> BRIEF:
Restate the records that follow word for word; no pictures should appear.

##### THE INPUT #####

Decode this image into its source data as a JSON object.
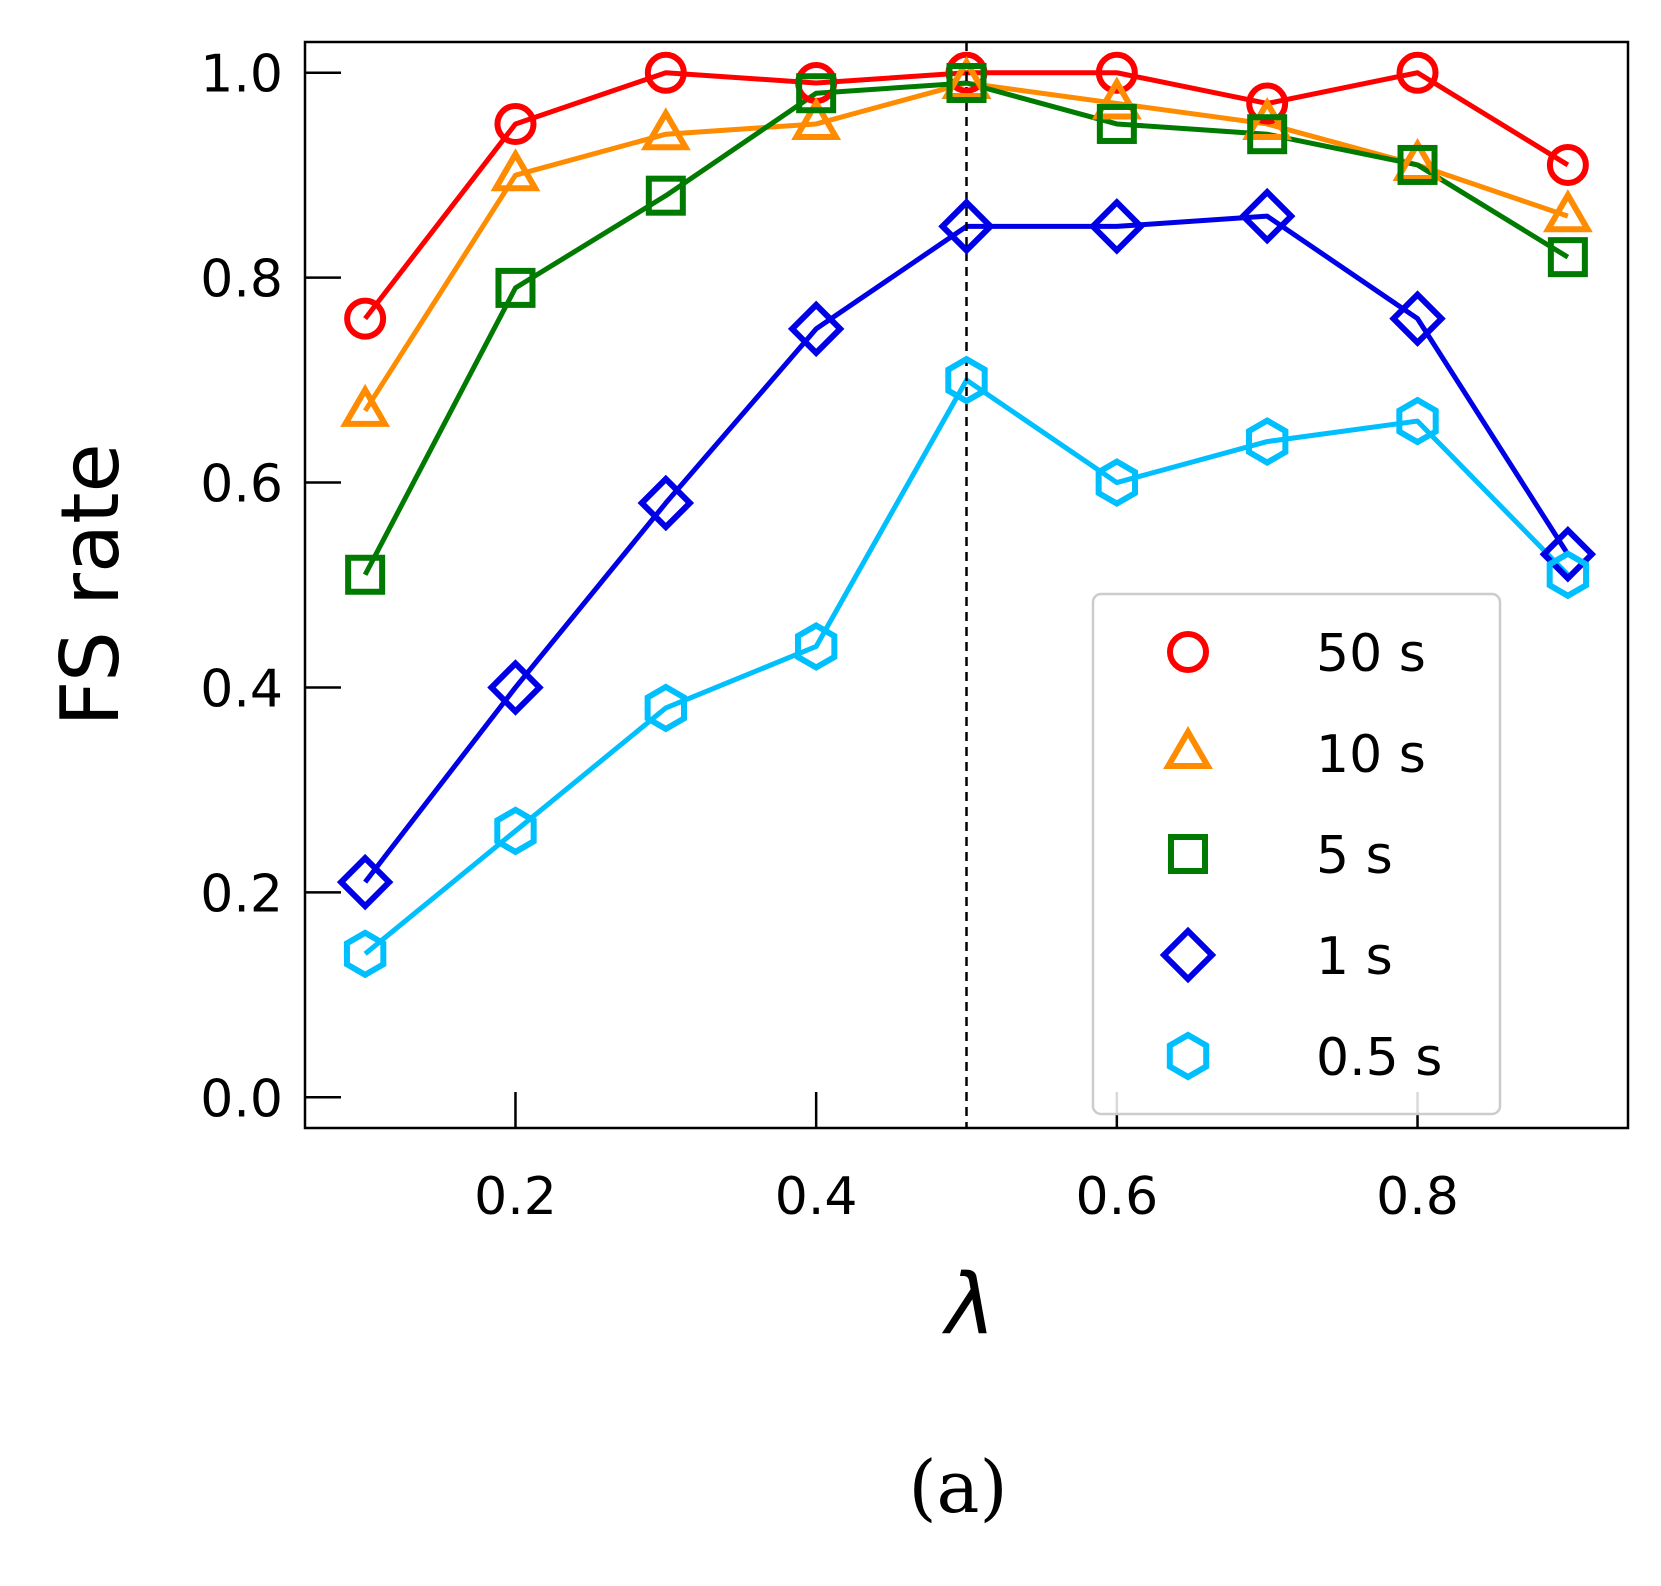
{
  "chart_data": {
    "type": "line",
    "title": "",
    "xlabel": "λ",
    "ylabel": "FS rate",
    "caption": "(a)",
    "x": [
      0.1,
      0.2,
      0.3,
      0.4,
      0.5,
      0.6,
      0.7,
      0.8,
      0.9
    ],
    "xlim": [
      0.06,
      0.94
    ],
    "ylim": [
      -0.03,
      1.03
    ],
    "xticks": [
      0.2,
      0.4,
      0.6,
      0.8
    ],
    "xtick_labels": [
      "0.2",
      "0.4",
      "0.6",
      "0.8"
    ],
    "yticks": [
      0.0,
      0.2,
      0.4,
      0.6,
      0.8,
      1.0
    ],
    "ytick_labels": [
      "0.0",
      "0.2",
      "0.4",
      "0.6",
      "0.8",
      "1.0"
    ],
    "vline": 0.5,
    "grid": false,
    "legend_position": "lower-right",
    "series": [
      {
        "name": "50 s",
        "marker": "circle",
        "color": "#ff0000",
        "values": [
          0.76,
          0.95,
          1.0,
          0.99,
          1.0,
          1.0,
          0.97,
          1.0,
          0.91
        ]
      },
      {
        "name": "10 s",
        "marker": "triangle",
        "color": "#ff8c00",
        "values": [
          0.67,
          0.9,
          0.94,
          0.95,
          0.99,
          0.97,
          0.95,
          0.91,
          0.86
        ]
      },
      {
        "name": "5 s",
        "marker": "square",
        "color": "#007a00",
        "values": [
          0.51,
          0.79,
          0.88,
          0.98,
          0.99,
          0.95,
          0.94,
          0.91,
          0.82
        ]
      },
      {
        "name": "1 s",
        "marker": "diamond",
        "color": "#0000e6",
        "values": [
          0.21,
          0.4,
          0.58,
          0.75,
          0.85,
          0.85,
          0.86,
          0.76,
          0.53
        ]
      },
      {
        "name": "0.5 s",
        "marker": "hexagon",
        "color": "#00bfff",
        "values": [
          0.14,
          0.26,
          0.38,
          0.44,
          0.7,
          0.6,
          0.64,
          0.66,
          0.51
        ]
      }
    ]
  }
}
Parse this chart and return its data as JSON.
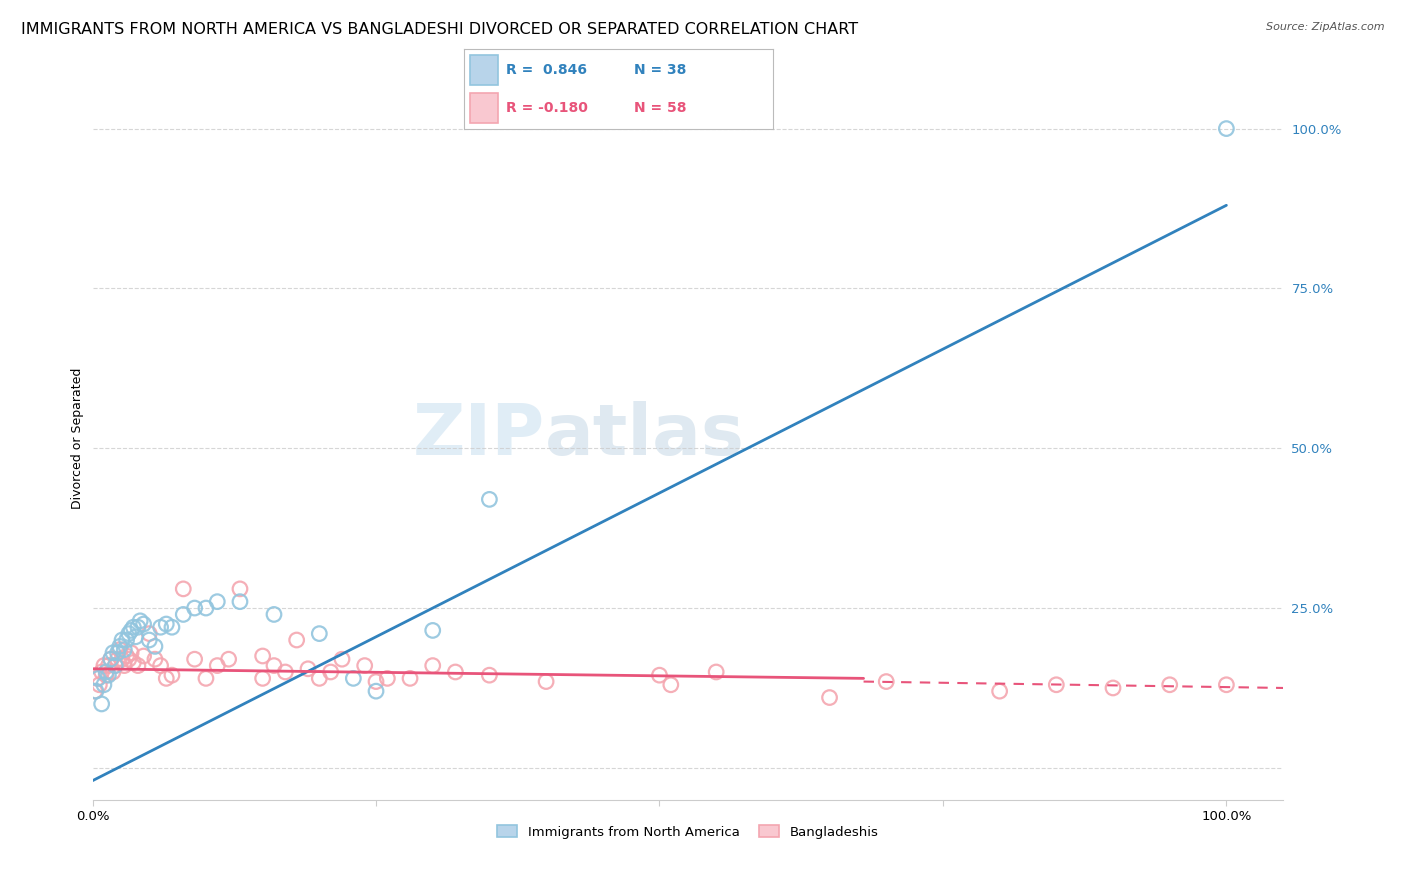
{
  "title": "IMMIGRANTS FROM NORTH AMERICA VS BANGLADESHI DIVORCED OR SEPARATED CORRELATION CHART",
  "source": "Source: ZipAtlas.com",
  "ylabel": "Divorced or Separated",
  "legend_label_blue": "Immigrants from North America",
  "legend_label_pink": "Bangladeshis",
  "watermark_zip": "ZIP",
  "watermark_atlas": "atlas",
  "blue_scatter_color": "#92c5de",
  "blue_line_color": "#3182bd",
  "pink_scatter_color": "#f4a6b0",
  "pink_line_color": "#e8547a",
  "background_color": "#ffffff",
  "grid_color": "#cccccc",
  "blue_scatter": [
    [
      0.3,
      12.0
    ],
    [
      0.5,
      14.0
    ],
    [
      0.8,
      10.0
    ],
    [
      1.0,
      13.0
    ],
    [
      1.2,
      15.0
    ],
    [
      1.4,
      14.5
    ],
    [
      1.6,
      17.0
    ],
    [
      1.8,
      18.0
    ],
    [
      2.0,
      16.0
    ],
    [
      2.2,
      18.0
    ],
    [
      2.4,
      19.0
    ],
    [
      2.6,
      20.0
    ],
    [
      2.8,
      18.5
    ],
    [
      3.0,
      20.0
    ],
    [
      3.2,
      21.0
    ],
    [
      3.4,
      21.5
    ],
    [
      3.6,
      22.0
    ],
    [
      3.8,
      20.5
    ],
    [
      4.0,
      22.0
    ],
    [
      4.2,
      23.0
    ],
    [
      4.5,
      22.5
    ],
    [
      5.0,
      20.0
    ],
    [
      5.5,
      19.0
    ],
    [
      6.0,
      22.0
    ],
    [
      6.5,
      22.5
    ],
    [
      7.0,
      22.0
    ],
    [
      8.0,
      24.0
    ],
    [
      9.0,
      25.0
    ],
    [
      10.0,
      25.0
    ],
    [
      11.0,
      26.0
    ],
    [
      13.0,
      26.0
    ],
    [
      16.0,
      24.0
    ],
    [
      20.0,
      21.0
    ],
    [
      23.0,
      14.0
    ],
    [
      25.0,
      12.0
    ],
    [
      30.0,
      21.5
    ],
    [
      35.0,
      42.0
    ],
    [
      100.0,
      100.0
    ]
  ],
  "pink_scatter": [
    [
      0.2,
      12.0
    ],
    [
      0.4,
      14.0
    ],
    [
      0.6,
      13.0
    ],
    [
      0.8,
      15.0
    ],
    [
      1.0,
      16.0
    ],
    [
      1.2,
      14.5
    ],
    [
      1.4,
      16.0
    ],
    [
      1.6,
      17.0
    ],
    [
      1.8,
      15.0
    ],
    [
      2.0,
      16.0
    ],
    [
      2.2,
      17.0
    ],
    [
      2.4,
      18.5
    ],
    [
      2.6,
      17.0
    ],
    [
      2.8,
      16.0
    ],
    [
      3.0,
      17.5
    ],
    [
      3.2,
      17.0
    ],
    [
      3.4,
      18.0
    ],
    [
      3.6,
      16.5
    ],
    [
      4.0,
      16.0
    ],
    [
      4.5,
      17.5
    ],
    [
      5.0,
      21.0
    ],
    [
      5.5,
      17.0
    ],
    [
      6.0,
      16.0
    ],
    [
      6.5,
      14.0
    ],
    [
      7.0,
      14.5
    ],
    [
      8.0,
      28.0
    ],
    [
      9.0,
      17.0
    ],
    [
      10.0,
      14.0
    ],
    [
      11.0,
      16.0
    ],
    [
      12.0,
      17.0
    ],
    [
      13.0,
      28.0
    ],
    [
      15.0,
      17.5
    ],
    [
      17.0,
      15.0
    ],
    [
      18.0,
      20.0
    ],
    [
      20.0,
      14.0
    ],
    [
      22.0,
      17.0
    ],
    [
      24.0,
      16.0
    ],
    [
      25.0,
      13.5
    ],
    [
      28.0,
      14.0
    ],
    [
      30.0,
      16.0
    ],
    [
      35.0,
      14.5
    ],
    [
      40.0,
      13.5
    ],
    [
      50.0,
      14.5
    ],
    [
      51.0,
      13.0
    ],
    [
      55.0,
      15.0
    ],
    [
      65.0,
      11.0
    ],
    [
      70.0,
      13.5
    ],
    [
      80.0,
      12.0
    ],
    [
      85.0,
      13.0
    ],
    [
      90.0,
      12.5
    ],
    [
      95.0,
      13.0
    ],
    [
      100.0,
      13.0
    ],
    [
      15.0,
      14.0
    ],
    [
      16.0,
      16.0
    ],
    [
      19.0,
      15.5
    ],
    [
      21.0,
      15.0
    ],
    [
      26.0,
      14.0
    ],
    [
      32.0,
      15.0
    ]
  ],
  "blue_line": [
    [
      0,
      100
    ],
    [
      -2.0,
      88.0
    ]
  ],
  "pink_line_solid": [
    [
      0,
      68
    ],
    [
      15.5,
      14.0
    ]
  ],
  "pink_line_dash": [
    [
      68,
      105
    ],
    [
      13.5,
      12.5
    ]
  ],
  "xlim": [
    0,
    105
  ],
  "ylim": [
    -5,
    108
  ],
  "yticks": [
    0,
    25,
    50,
    75,
    100
  ],
  "ytick_labels": [
    "",
    "25.0%",
    "50.0%",
    "75.0%",
    "100.0%"
  ],
  "xtick_positions": [
    0,
    25,
    50,
    75,
    100
  ],
  "xtick_labels": [
    "0.0%",
    "",
    "",
    "",
    "100.0%"
  ],
  "title_fontsize": 11.5,
  "axis_label_fontsize": 9,
  "tick_label_fontsize": 9.5
}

#####

> THE SOLUTION:
Decode this image into its source data as a JSON object.
{
  "chart_data": {
    "type": "line",
    "title": "",
    "xlabel": "λ",
    "ylabel": "FS rate",
    "caption": "(a)",
    "x": [
      0.1,
      0.2,
      0.3,
      0.4,
      0.5,
      0.6,
      0.7,
      0.8,
      0.9
    ],
    "xlim": [
      0.06,
      0.94
    ],
    "ylim": [
      -0.03,
      1.03
    ],
    "xticks": [
      0.2,
      0.4,
      0.6,
      0.8
    ],
    "xtick_labels": [
      "0.2",
      "0.4",
      "0.6",
      "0.8"
    ],
    "yticks": [
      0.0,
      0.2,
      0.4,
      0.6,
      0.8,
      1.0
    ],
    "ytick_labels": [
      "0.0",
      "0.2",
      "0.4",
      "0.6",
      "0.8",
      "1.0"
    ],
    "vline": 0.5,
    "grid": false,
    "legend_position": "lower-right",
    "series": [
      {
        "name": "50 s",
        "marker": "circle",
        "color": "#ff0000",
        "values": [
          0.76,
          0.95,
          1.0,
          0.99,
          1.0,
          1.0,
          0.97,
          1.0,
          0.91
        ]
      },
      {
        "name": "10 s",
        "marker": "triangle",
        "color": "#ff8c00",
        "values": [
          0.67,
          0.9,
          0.94,
          0.95,
          0.99,
          0.97,
          0.95,
          0.91,
          0.86
        ]
      },
      {
        "name": "5 s",
        "marker": "square",
        "color": "#007a00",
        "values": [
          0.51,
          0.79,
          0.88,
          0.98,
          0.99,
          0.95,
          0.94,
          0.91,
          0.82
        ]
      },
      {
        "name": "1 s",
        "marker": "diamond",
        "color": "#0000e6",
        "values": [
          0.21,
          0.4,
          0.58,
          0.75,
          0.85,
          0.85,
          0.86,
          0.76,
          0.53
        ]
      },
      {
        "name": "0.5 s",
        "marker": "hexagon",
        "color": "#00bfff",
        "values": [
          0.14,
          0.26,
          0.38,
          0.44,
          0.7,
          0.6,
          0.64,
          0.66,
          0.51
        ]
      }
    ]
  }
}
Parse this chart and return its data as JSON.
{
  "title": "IMMIGRANTS FROM NORTH AMERICA VS BANGLADESHI DIVORCED OR SEPARATED CORRELATION CHART",
  "source": "Source: ZipAtlas.com",
  "ylabel": "Divorced or Separated",
  "legend_label_blue": "Immigrants from North America",
  "legend_label_pink": "Bangladeshis",
  "watermark_zip": "ZIP",
  "watermark_atlas": "atlas",
  "blue_scatter_color": "#92c5de",
  "blue_line_color": "#3182bd",
  "pink_scatter_color": "#f4a6b0",
  "pink_line_color": "#e8547a",
  "background_color": "#ffffff",
  "grid_color": "#cccccc",
  "blue_scatter": [
    [
      0.3,
      12.0
    ],
    [
      0.5,
      14.0
    ],
    [
      0.8,
      10.0
    ],
    [
      1.0,
      13.0
    ],
    [
      1.2,
      15.0
    ],
    [
      1.4,
      14.5
    ],
    [
      1.6,
      17.0
    ],
    [
      1.8,
      18.0
    ],
    [
      2.0,
      16.0
    ],
    [
      2.2,
      18.0
    ],
    [
      2.4,
      19.0
    ],
    [
      2.6,
      20.0
    ],
    [
      2.8,
      18.5
    ],
    [
      3.0,
      20.0
    ],
    [
      3.2,
      21.0
    ],
    [
      3.4,
      21.5
    ],
    [
      3.6,
      22.0
    ],
    [
      3.8,
      20.5
    ],
    [
      4.0,
      22.0
    ],
    [
      4.2,
      23.0
    ],
    [
      4.5,
      22.5
    ],
    [
      5.0,
      20.0
    ],
    [
      5.5,
      19.0
    ],
    [
      6.0,
      22.0
    ],
    [
      6.5,
      22.5
    ],
    [
      7.0,
      22.0
    ],
    [
      8.0,
      24.0
    ],
    [
      9.0,
      25.0
    ],
    [
      10.0,
      25.0
    ],
    [
      11.0,
      26.0
    ],
    [
      13.0,
      26.0
    ],
    [
      16.0,
      24.0
    ],
    [
      20.0,
      21.0
    ],
    [
      23.0,
      14.0
    ],
    [
      25.0,
      12.0
    ],
    [
      30.0,
      21.5
    ],
    [
      35.0,
      42.0
    ],
    [
      100.0,
      100.0
    ]
  ],
  "pink_scatter": [
    [
      0.2,
      12.0
    ],
    [
      0.4,
      14.0
    ],
    [
      0.6,
      13.0
    ],
    [
      0.8,
      15.0
    ],
    [
      1.0,
      16.0
    ],
    [
      1.2,
      14.5
    ],
    [
      1.4,
      16.0
    ],
    [
      1.6,
      17.0
    ],
    [
      1.8,
      15.0
    ],
    [
      2.0,
      16.0
    ],
    [
      2.2,
      17.0
    ],
    [
      2.4,
      18.5
    ],
    [
      2.6,
      17.0
    ],
    [
      2.8,
      16.0
    ],
    [
      3.0,
      17.5
    ],
    [
      3.2,
      17.0
    ],
    [
      3.4,
      18.0
    ],
    [
      3.6,
      16.5
    ],
    [
      4.0,
      16.0
    ],
    [
      4.5,
      17.5
    ],
    [
      5.0,
      21.0
    ],
    [
      5.5,
      17.0
    ],
    [
      6.0,
      16.0
    ],
    [
      6.5,
      14.0
    ],
    [
      7.0,
      14.5
    ],
    [
      8.0,
      28.0
    ],
    [
      9.0,
      17.0
    ],
    [
      10.0,
      14.0
    ],
    [
      11.0,
      16.0
    ],
    [
      12.0,
      17.0
    ],
    [
      13.0,
      28.0
    ],
    [
      15.0,
      17.5
    ],
    [
      17.0,
      15.0
    ],
    [
      18.0,
      20.0
    ],
    [
      20.0,
      14.0
    ],
    [
      22.0,
      17.0
    ],
    [
      24.0,
      16.0
    ],
    [
      25.0,
      13.5
    ],
    [
      28.0,
      14.0
    ],
    [
      30.0,
      16.0
    ],
    [
      35.0,
      14.5
    ],
    [
      40.0,
      13.5
    ],
    [
      50.0,
      14.5
    ],
    [
      51.0,
      13.0
    ],
    [
      55.0,
      15.0
    ],
    [
      65.0,
      11.0
    ],
    [
      70.0,
      13.5
    ],
    [
      80.0,
      12.0
    ],
    [
      85.0,
      13.0
    ],
    [
      90.0,
      12.5
    ],
    [
      95.0,
      13.0
    ],
    [
      100.0,
      13.0
    ],
    [
      15.0,
      14.0
    ],
    [
      16.0,
      16.0
    ],
    [
      19.0,
      15.5
    ],
    [
      21.0,
      15.0
    ],
    [
      26.0,
      14.0
    ],
    [
      32.0,
      15.0
    ]
  ],
  "blue_line": [
    [
      0,
      100
    ],
    [
      -2.0,
      88.0
    ]
  ],
  "pink_line_solid": [
    [
      0,
      68
    ],
    [
      15.5,
      14.0
    ]
  ],
  "pink_line_dash": [
    [
      68,
      105
    ],
    [
      13.5,
      12.5
    ]
  ],
  "xlim": [
    0,
    105
  ],
  "ylim": [
    -5,
    108
  ],
  "yticks": [
    0,
    25,
    50,
    75,
    100
  ],
  "ytick_labels": [
    "",
    "25.0%",
    "50.0%",
    "75.0%",
    "100.0%"
  ],
  "xtick_positions": [
    0,
    25,
    50,
    75,
    100
  ],
  "xtick_labels": [
    "0.0%",
    "",
    "",
    "",
    "100.0%"
  ],
  "title_fontsize": 11.5,
  "axis_label_fontsize": 9,
  "tick_label_fontsize": 9.5
}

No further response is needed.